__MATERIALS PROVIDED__:
□ □ □ □

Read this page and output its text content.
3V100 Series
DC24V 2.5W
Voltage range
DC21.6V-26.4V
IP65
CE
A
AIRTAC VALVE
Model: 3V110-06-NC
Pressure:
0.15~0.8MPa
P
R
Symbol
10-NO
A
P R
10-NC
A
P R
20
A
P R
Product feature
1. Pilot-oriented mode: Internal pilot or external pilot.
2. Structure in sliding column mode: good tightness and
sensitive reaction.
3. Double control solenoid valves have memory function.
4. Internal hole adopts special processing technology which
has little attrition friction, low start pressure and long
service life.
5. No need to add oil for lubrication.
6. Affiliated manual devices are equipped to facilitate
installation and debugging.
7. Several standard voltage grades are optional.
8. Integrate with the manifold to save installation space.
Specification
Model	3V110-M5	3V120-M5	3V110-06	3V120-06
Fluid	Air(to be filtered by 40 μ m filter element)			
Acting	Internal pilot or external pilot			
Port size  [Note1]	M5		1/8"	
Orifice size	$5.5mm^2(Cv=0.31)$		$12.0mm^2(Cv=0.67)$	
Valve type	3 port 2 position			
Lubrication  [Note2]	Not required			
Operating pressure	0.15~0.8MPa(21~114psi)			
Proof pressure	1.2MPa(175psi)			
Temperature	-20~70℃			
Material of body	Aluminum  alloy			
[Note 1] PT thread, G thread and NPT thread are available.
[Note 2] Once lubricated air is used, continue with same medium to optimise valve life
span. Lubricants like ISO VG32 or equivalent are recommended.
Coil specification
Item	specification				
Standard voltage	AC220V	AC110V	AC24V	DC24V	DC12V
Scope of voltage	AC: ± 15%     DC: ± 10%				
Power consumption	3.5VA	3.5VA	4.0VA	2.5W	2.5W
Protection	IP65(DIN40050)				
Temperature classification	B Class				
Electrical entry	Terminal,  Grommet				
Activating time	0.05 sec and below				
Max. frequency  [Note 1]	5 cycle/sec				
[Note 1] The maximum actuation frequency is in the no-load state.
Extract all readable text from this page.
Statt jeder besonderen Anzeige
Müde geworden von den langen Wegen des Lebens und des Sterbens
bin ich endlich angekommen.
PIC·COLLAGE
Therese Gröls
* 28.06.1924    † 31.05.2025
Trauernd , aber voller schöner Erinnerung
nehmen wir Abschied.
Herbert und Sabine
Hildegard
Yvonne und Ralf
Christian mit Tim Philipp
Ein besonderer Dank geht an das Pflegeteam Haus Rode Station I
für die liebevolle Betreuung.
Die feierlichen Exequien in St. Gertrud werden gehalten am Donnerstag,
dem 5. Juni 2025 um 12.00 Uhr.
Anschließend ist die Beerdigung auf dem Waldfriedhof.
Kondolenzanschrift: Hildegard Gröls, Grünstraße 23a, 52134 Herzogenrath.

□ □ □ □

__YOUR OBJECTIVE__:
Give again, word for word, every line from the one holding "Extract all readable text from this page." to the end of the data.

__COMPLETE OUTPUT__:
Extract all readable text from this page.
Statt jeder besonderen Anzeige
Müde geworden von den langen Wegen des Lebens und des Sterbens
bin ich endlich angekommen.
PIC·COLLAGE
Therese Gröls
* 28.06.1924    † 31.05.2025
Trauernd , aber voller schöner Erinnerung
nehmen wir Abschied.
Herbert und Sabine
Hildegard
Yvonne und Ralf
Christian mit Tim Philipp
Ein besonderer Dank geht an das Pflegeteam Haus Rode Station I
für die liebevolle Betreuung.
Die feierlichen Exequien in St. Gertrud werden gehalten am Donnerstag,
dem 5. Juni 2025 um 12.00 Uhr.
Anschließend ist die Beerdigung auf dem Waldfriedhof.
Kondolenzanschrift: Hildegard Gröls, Grünstraße 23a, 52134 Herzogenrath.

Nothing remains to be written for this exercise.